-- BEGIN Given data --
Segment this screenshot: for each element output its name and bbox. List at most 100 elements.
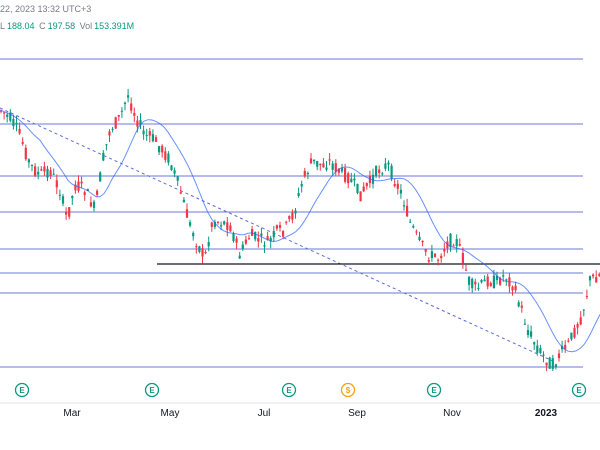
- candle-body: [263, 245, 266, 247]
- candle-body: [30, 164, 34, 166]
- candle-body: [161, 145, 164, 153]
- candle-body: [148, 131, 151, 136]
- candle-body: [142, 130, 145, 135]
- candle-body: [337, 168, 340, 173]
- candle-body: [92, 201, 96, 208]
- candle-body: [325, 167, 328, 170]
- candle-body: [340, 167, 344, 172]
- candle-body: [52, 173, 55, 175]
- candle-body: [505, 279, 508, 281]
- candle-body: [489, 282, 492, 286]
- candle-body: [89, 202, 92, 207]
- candle-body: [151, 134, 154, 142]
- candle-body: [260, 233, 263, 236]
- vol-value: 153.391M: [94, 21, 135, 31]
- candle-body: [427, 260, 430, 262]
- candle-body: [220, 225, 223, 227]
- close-value: 197.58: [47, 21, 76, 31]
- candle-body: [350, 178, 353, 183]
- candle-body: [430, 251, 433, 259]
- candle-body: [406, 205, 409, 217]
- earnings-marker-label: E: [286, 386, 292, 395]
- candle-body: [424, 249, 427, 252]
- candle-body: [412, 225, 415, 228]
- candle-body: [213, 221, 216, 227]
- candle-body: [3, 112, 6, 114]
- candle-body: [483, 279, 486, 282]
- time-axis-label: May: [161, 408, 180, 419]
- earnings-marker[interactable]: E: [281, 382, 297, 398]
- candle-body: [130, 103, 133, 111]
- candle-body: [272, 230, 275, 238]
- candle-body: [201, 248, 204, 257]
- candle-body: [288, 215, 291, 219]
- candle-body: [455, 239, 458, 247]
- candle-body: [573, 327, 576, 338]
- earnings-marker-shape: [571, 382, 587, 398]
- candle-body: [192, 232, 195, 237]
- candle-body: [254, 231, 257, 240]
- candle-body: [77, 181, 80, 191]
- earnings-marker-shape: [426, 382, 442, 398]
- candle-body: [598, 274, 600, 276]
- candle-body: [80, 181, 83, 184]
- candle-body: [189, 222, 192, 226]
- candle-body: [313, 159, 316, 162]
- candle-body: [533, 342, 536, 345]
- candle-body: [297, 193, 300, 197]
- candle-body: [247, 238, 251, 240]
- candle-body: [9, 112, 12, 121]
- candle-body: [198, 246, 201, 252]
- ohlc-legend: L 188.04 C 197.58 Vol 153.391M: [0, 21, 136, 31]
- candle-body: [499, 277, 502, 285]
- candle-body: [582, 309, 585, 311]
- dividend-marker-shape: [340, 382, 356, 398]
- candle-body: [502, 275, 505, 277]
- candle-body: [592, 274, 595, 277]
- candle-body: [123, 102, 127, 105]
- candle-body: [461, 253, 464, 264]
- header-datetime: 22, 2023 13:32 UTC+3: [0, 4, 92, 14]
- candle-body: [0, 110, 3, 112]
- candle-body: [207, 242, 210, 247]
- candle-body: [74, 184, 77, 191]
- candle-body: [127, 95, 130, 98]
- earnings-marker[interactable]: E: [426, 382, 442, 398]
- candle-body: [564, 344, 567, 350]
- horizontal-levels: [0, 58, 583, 368]
- earnings-marker[interactable]: E: [144, 382, 160, 398]
- candle-body: [55, 180, 58, 188]
- candle-body: [216, 221, 220, 223]
- candle-body: [480, 279, 483, 283]
- candle-body: [458, 244, 461, 246]
- candle-body: [517, 302, 520, 307]
- candle-body: [396, 183, 399, 189]
- candle-body: [474, 281, 477, 285]
- candle-body: [384, 163, 387, 169]
- candle-body: [241, 244, 244, 249]
- candle-body: [282, 230, 285, 237]
- candle-body: [111, 128, 114, 130]
- candle-body: [421, 240, 424, 243]
- dividend-marker[interactable]: $: [340, 382, 356, 398]
- candle-body: [65, 212, 68, 215]
- candle-body: [117, 115, 120, 117]
- candle-body: [554, 364, 557, 368]
- candle-body: [514, 285, 517, 291]
- candle-body: [359, 191, 362, 202]
- earnings-marker[interactable]: E: [14, 382, 30, 398]
- candle-body: [18, 129, 21, 134]
- candle-body: [449, 233, 452, 248]
- candle-body: [322, 163, 325, 168]
- dividend-marker-label: $: [346, 386, 351, 395]
- earnings-marker[interactable]: E: [571, 382, 587, 398]
- candle-body: [86, 189, 89, 191]
- candle-body: [96, 190, 99, 195]
- trendline[interactable]: [0, 107, 556, 363]
- candle-body: [378, 169, 381, 174]
- low-value: 188.04: [7, 21, 35, 31]
- candle-body: [71, 195, 74, 199]
- candle-body: [49, 170, 52, 176]
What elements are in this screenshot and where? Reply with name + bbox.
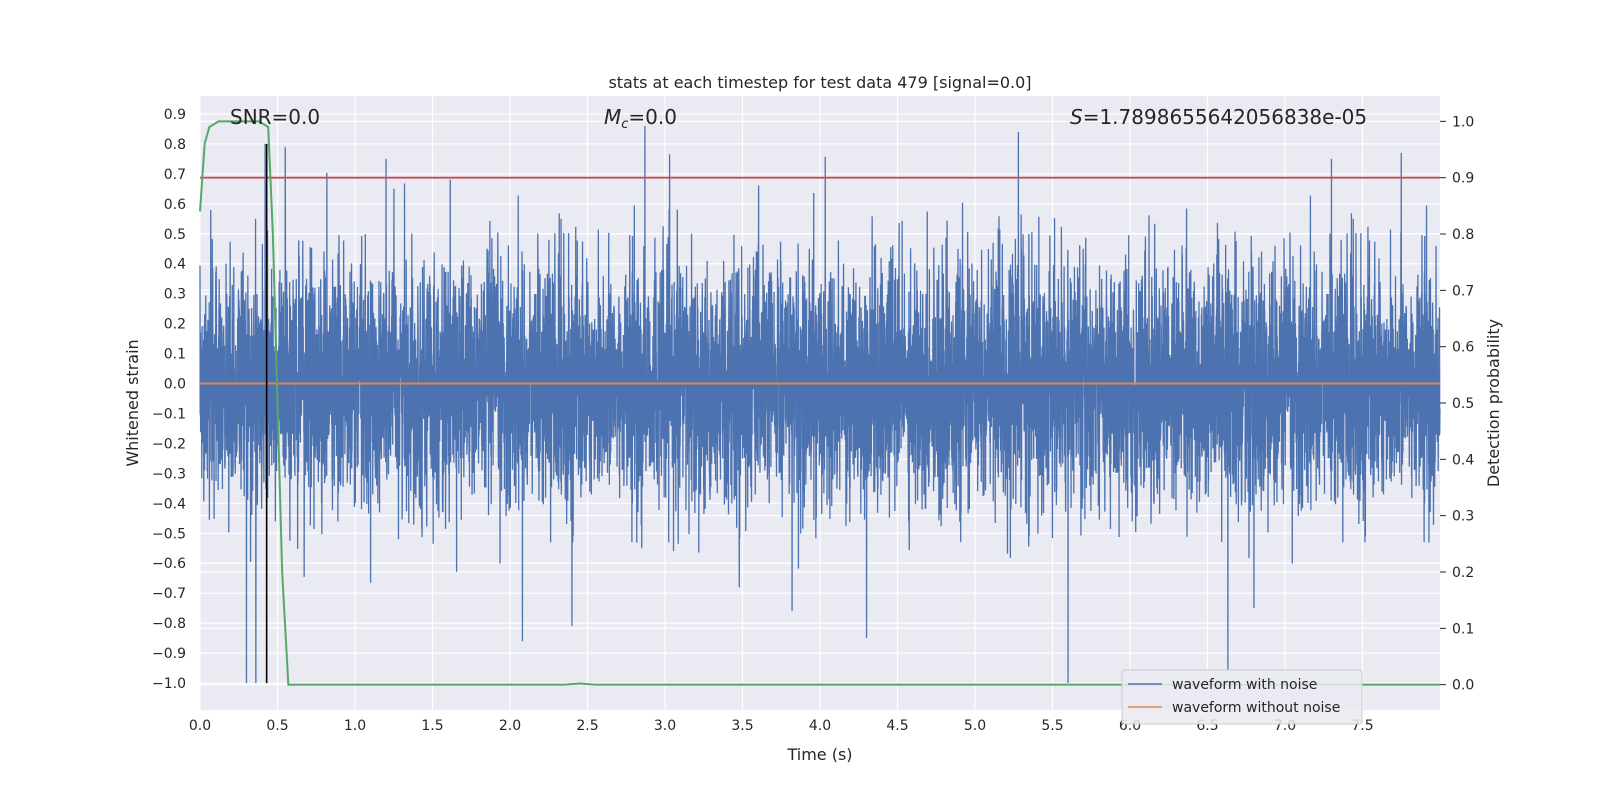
y2-tick-label: 0.3 [1452, 509, 1474, 525]
y2-tick-label: 0.0 [1452, 678, 1474, 694]
chart-title: stats at each timestep for test data 479… [608, 73, 1031, 92]
y-tick-label: −0.4 [152, 496, 186, 512]
chirp-mass-value: =0.0 [628, 105, 677, 129]
y2-tick-label: 0.6 [1452, 340, 1474, 356]
x-tick-label: 5.0 [964, 718, 986, 734]
x-tick-label: 0.0 [189, 718, 211, 734]
y2-tick-labels: 0.0 0.1 0.2 0.3 0.4 0.5 0.6 0.7 0.8 0.9 1.0 [1440, 114, 1474, 694]
x-tick-label: 4.0 [809, 718, 831, 734]
y-tick-label: 0.3 [164, 287, 186, 303]
snr-annotation: SNR=0.0 [230, 105, 320, 129]
x-tick-labels: 0.0 0.5 1.0 1.5 2.0 2.5 3.0 3.5 4.0 4.5 5.0 5.5 6.0 6… [189, 718, 1374, 734]
y-tick-label: −0.9 [152, 646, 186, 662]
y2-tick-label: 0.9 [1452, 171, 1474, 187]
chirp-mass-subscript: c [621, 117, 628, 132]
y-tick-label: 0.9 [164, 107, 186, 123]
y-tick-label: 0.7 [164, 167, 186, 183]
legend: waveform with noise waveform without noi… [1121, 669, 1363, 725]
y-tick-label: 0.8 [164, 137, 186, 153]
y-tick-label: 0.2 [164, 317, 186, 333]
legend-box [1121, 669, 1363, 725]
legend-label-clean: waveform without noise [1172, 700, 1340, 716]
x-tick-label: 2.0 [499, 718, 521, 734]
y2-tick-label: 0.5 [1452, 396, 1474, 412]
x-tick-label: 4.5 [886, 718, 908, 734]
x-tick-label: 5.5 [1041, 718, 1063, 734]
y2-tick-label: 0.1 [1452, 621, 1474, 637]
x-tick-label: 3.0 [654, 718, 676, 734]
y2-axis-label: Detection probability [1484, 319, 1503, 487]
y2-tick-label: 0.4 [1452, 452, 1474, 468]
s-symbol: S [1070, 105, 1083, 129]
s-value: =1.7898655642056838e-05 [1083, 105, 1367, 129]
noisy-waveform-series [199, 125, 1441, 684]
y-tick-label: 0.6 [164, 197, 186, 213]
y-tick-label: 0.4 [164, 257, 186, 273]
x-tick-label: 1.0 [344, 718, 366, 734]
y-tick-label: 0.0 [164, 377, 186, 393]
legend-label-noisy: waveform with noise [1172, 677, 1317, 693]
y-tick-label: 0.5 [164, 227, 186, 243]
y2-tick-label: 0.8 [1452, 227, 1474, 243]
x-tick-label: 0.5 [266, 718, 288, 734]
x-tick-label: 2.5 [576, 718, 598, 734]
y-tick-label: 0.1 [164, 347, 186, 363]
y-tick-label: −0.2 [152, 436, 186, 452]
lines-layer [199, 120, 1440, 686]
y2-tick-label: 0.2 [1452, 565, 1474, 581]
detection-probability-line [199, 120, 1440, 686]
chirp-mass-symbol: M [604, 105, 621, 129]
waveform-with-noise-line [199, 125, 1441, 684]
y2-tick-label: 1.0 [1452, 114, 1474, 130]
y-tick-label: −0.3 [152, 466, 186, 482]
chirp-mass-annotation: Mc=0.0 [604, 105, 677, 132]
y-tick-label: −0.5 [152, 526, 186, 542]
y-axis-label: Whitened strain [123, 339, 142, 466]
s-annotation: S=1.7898655642056838e-05 [1070, 105, 1367, 129]
y-tick-labels: 0.9 0.8 0.7 0.6 0.5 0.4 0.3 0.2 0.1 0.0 −0.1 −0.2 −0… [152, 107, 186, 692]
y-tick-label: −0.6 [152, 556, 186, 572]
y-tick-label: −1.0 [152, 676, 186, 692]
y-tick-label: −0.8 [152, 616, 186, 632]
x-tick-label: 1.5 [421, 718, 443, 734]
x-axis-label: Time (s) [786, 745, 852, 764]
y-tick-label: −0.7 [152, 586, 186, 602]
y-tick-label: −0.1 [152, 406, 186, 422]
x-tick-label: 3.5 [731, 718, 753, 734]
y2-tick-label: 0.7 [1452, 283, 1474, 299]
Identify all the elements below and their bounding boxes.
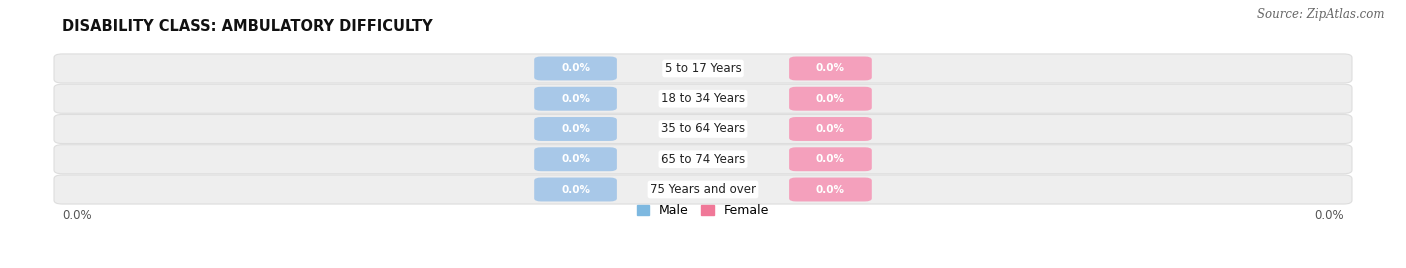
FancyBboxPatch shape: [534, 57, 617, 80]
Text: 0.0%: 0.0%: [815, 124, 845, 134]
Text: 65 to 74 Years: 65 to 74 Years: [661, 153, 745, 166]
FancyBboxPatch shape: [53, 114, 1353, 143]
Text: 0.0%: 0.0%: [561, 184, 591, 195]
Text: 35 to 64 Years: 35 to 64 Years: [661, 122, 745, 136]
FancyBboxPatch shape: [534, 177, 617, 202]
FancyBboxPatch shape: [534, 87, 617, 111]
Text: Source: ZipAtlas.com: Source: ZipAtlas.com: [1257, 8, 1385, 21]
FancyBboxPatch shape: [789, 177, 872, 202]
Text: 0.0%: 0.0%: [815, 184, 845, 195]
Text: 0.0%: 0.0%: [1315, 209, 1344, 222]
Text: 0.0%: 0.0%: [815, 154, 845, 164]
FancyBboxPatch shape: [789, 117, 872, 141]
Text: 18 to 34 Years: 18 to 34 Years: [661, 92, 745, 105]
FancyBboxPatch shape: [534, 117, 617, 141]
Text: 0.0%: 0.0%: [815, 94, 845, 104]
Text: 75 Years and over: 75 Years and over: [650, 183, 756, 196]
FancyBboxPatch shape: [789, 87, 872, 111]
Text: 0.0%: 0.0%: [561, 124, 591, 134]
Text: 0.0%: 0.0%: [561, 64, 591, 73]
FancyBboxPatch shape: [53, 175, 1353, 204]
Text: 0.0%: 0.0%: [62, 209, 91, 222]
FancyBboxPatch shape: [789, 147, 872, 171]
Text: 0.0%: 0.0%: [561, 94, 591, 104]
Text: DISABILITY CLASS: AMBULATORY DIFFICULTY: DISABILITY CLASS: AMBULATORY DIFFICULTY: [62, 19, 433, 34]
FancyBboxPatch shape: [53, 54, 1353, 83]
FancyBboxPatch shape: [53, 84, 1353, 113]
Text: 0.0%: 0.0%: [561, 154, 591, 164]
FancyBboxPatch shape: [53, 145, 1353, 174]
Legend: Male, Female: Male, Female: [637, 204, 769, 217]
Text: 5 to 17 Years: 5 to 17 Years: [665, 62, 741, 75]
FancyBboxPatch shape: [534, 147, 617, 171]
FancyBboxPatch shape: [789, 57, 872, 80]
Text: 0.0%: 0.0%: [815, 64, 845, 73]
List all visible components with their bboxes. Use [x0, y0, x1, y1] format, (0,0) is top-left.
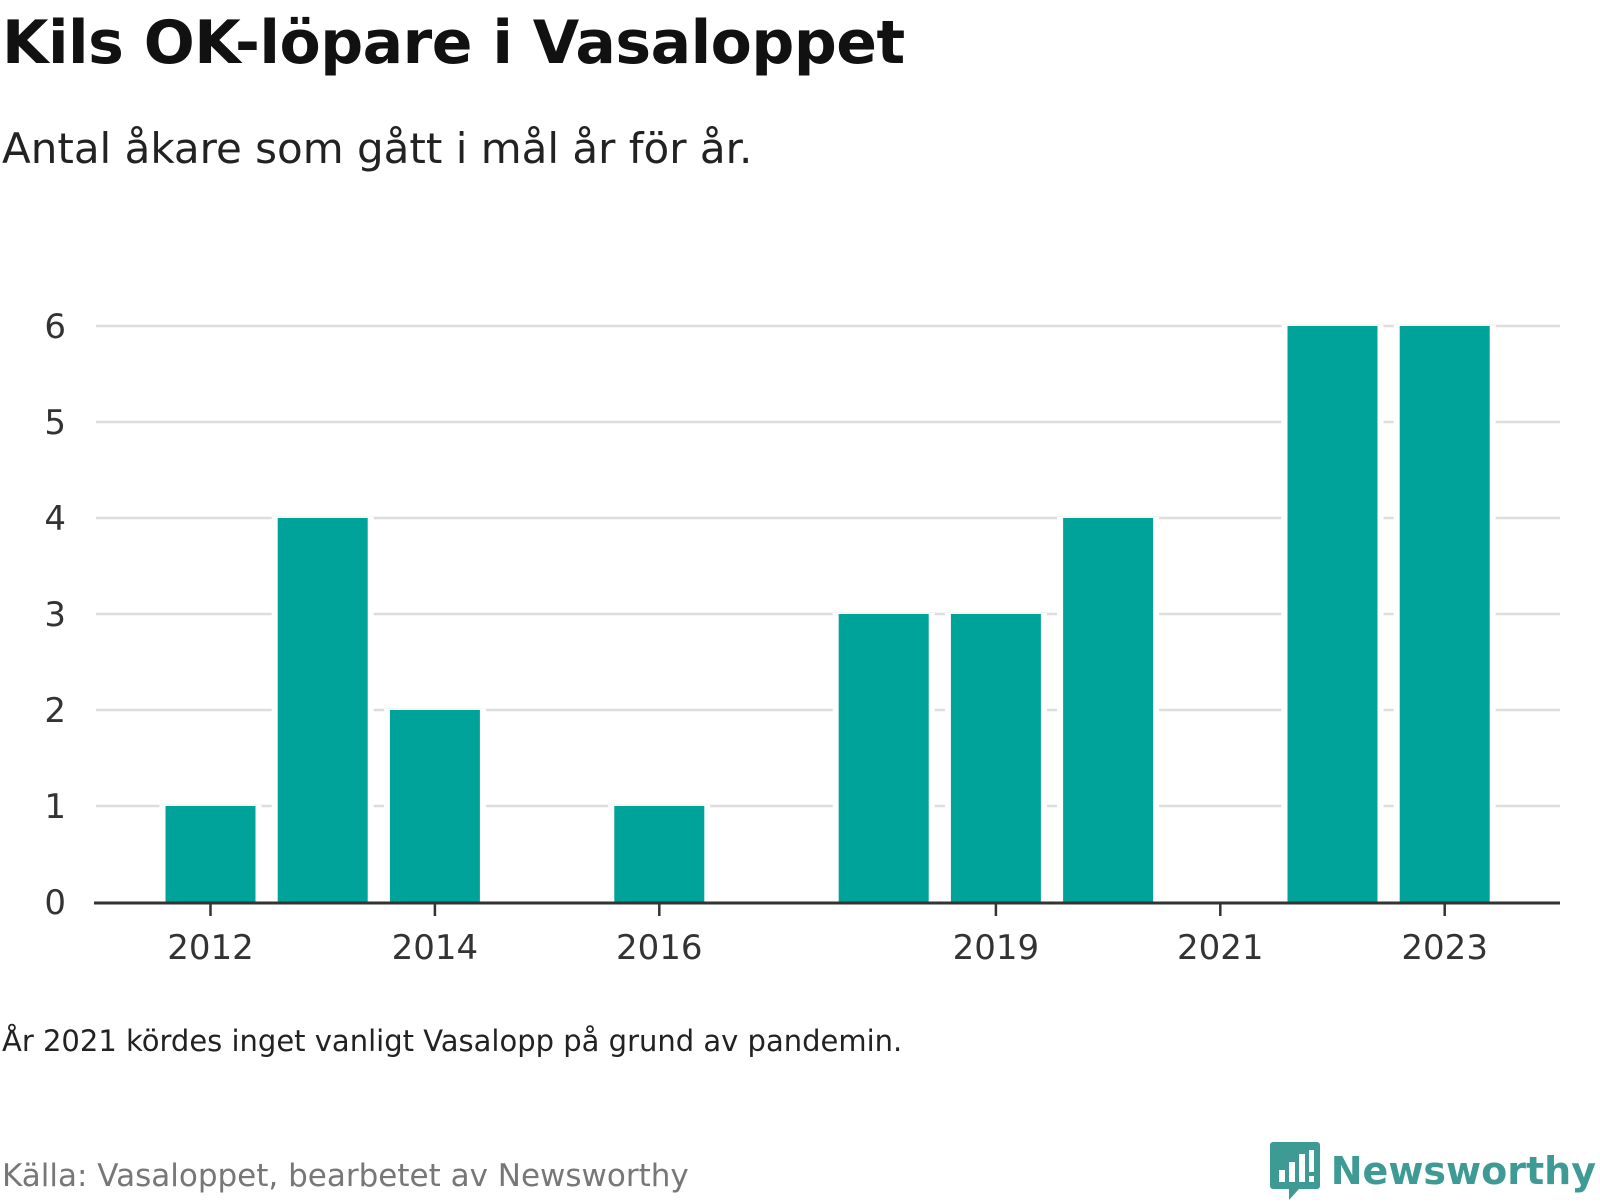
y-tick-label: 1 [44, 787, 66, 827]
bar-2012[interactable] [165, 806, 256, 902]
x-tick-labels: 2012 2014 2016 2019 2021 2023 [167, 928, 1488, 968]
chart-title: Kils OK-löpare i Vasaloppet [2, 8, 905, 78]
chart-subtitle: Antal åkare som gått i mål år för år. [2, 124, 753, 173]
bar-chart: 0 1 2 3 4 5 6 2012 2014 2016 2019 2021 2023 [44, 307, 1560, 968]
y-tick-label: 0 [44, 883, 66, 923]
source-text: Källa: Vasaloppet, bearbetet av Newswort… [2, 1158, 689, 1194]
y-tick-label: 4 [44, 499, 66, 539]
bar-2019[interactable] [950, 614, 1041, 902]
x-axis [94, 901, 1560, 916]
x-tick-label: 2016 [616, 928, 703, 968]
x-tick-label: 2023 [1401, 928, 1488, 968]
bars [159, 325, 1496, 902]
bar-2018[interactable] [838, 614, 929, 902]
y-tick-label: 6 [44, 307, 66, 347]
x-tick-label: 2019 [953, 928, 1040, 968]
bar-2013[interactable] [277, 518, 368, 902]
brand-logo[interactable]: Newsworthy [1269, 1140, 1596, 1202]
y-tick-labels: 0 1 2 3 4 5 6 [44, 307, 66, 923]
y-tick-label: 5 [44, 403, 66, 443]
chart-note: År 2021 kördes inget vanligt Vasalopp på… [2, 1024, 903, 1058]
y-tick-label: 2 [44, 691, 66, 731]
bar-2020[interactable] [1063, 518, 1154, 902]
bar-2022[interactable] [1287, 326, 1378, 902]
brand-name: Newsworthy [1330, 1149, 1596, 1193]
newsworthy-logo-icon [1269, 1142, 1320, 1200]
bar-2023[interactable] [1399, 326, 1490, 902]
y-tick-label: 3 [44, 595, 66, 635]
x-tick-label: 2014 [392, 928, 479, 968]
bar-2016[interactable] [614, 806, 705, 902]
x-tick-label: 2021 [1177, 928, 1264, 968]
x-tick-label: 2012 [167, 928, 254, 968]
bar-2014[interactable] [389, 710, 480, 902]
-- END Given data --
Task statement:
Reproduce the lines of the records verbatim, from the line containing "y2-tick-label: 0.3 [1452, 509, 1474, 525]" through the line containing "x-tick-label: 2.0 [499, 718, 521, 734]", with both of those lines included.

Worked solution:
y2-tick-label: 0.3 [1452, 509, 1474, 525]
y2-tick-label: 0.0 [1452, 678, 1474, 694]
chart-title: stats at each timestep for test data 479… [608, 73, 1031, 92]
y-tick-label: −0.4 [152, 496, 186, 512]
chirp-mass-value: =0.0 [628, 105, 677, 129]
y2-tick-label: 0.6 [1452, 340, 1474, 356]
x-tick-label: 5.0 [964, 718, 986, 734]
x-tick-label: 0.0 [189, 718, 211, 734]
y2-tick-labels: 0.0 0.1 0.2 0.3 0.4 0.5 0.6 0.7 0.8 0.9 1.0 [1440, 114, 1474, 694]
x-tick-label: 4.0 [809, 718, 831, 734]
y-tick-label: 0.3 [164, 287, 186, 303]
snr-annotation: SNR=0.0 [230, 105, 320, 129]
x-tick-labels: 0.0 0.5 1.0 1.5 2.0 2.5 3.0 3.5 4.0 4.5 5.0 5.5 6.0 6… [189, 718, 1374, 734]
y-tick-label: −0.9 [152, 646, 186, 662]
y2-tick-label: 0.9 [1452, 171, 1474, 187]
chirp-mass-subscript: c [621, 117, 628, 132]
y-tick-label: 0.9 [164, 107, 186, 123]
y-tick-label: 0.7 [164, 167, 186, 183]
legend: waveform with noise waveform without noi… [1121, 669, 1363, 725]
y-tick-label: 0.8 [164, 137, 186, 153]
y-tick-label: 0.2 [164, 317, 186, 333]
legend-box [1121, 669, 1363, 725]
legend-label-clean: waveform without noise [1172, 700, 1340, 716]
x-tick-label: 2.0 [499, 718, 521, 734]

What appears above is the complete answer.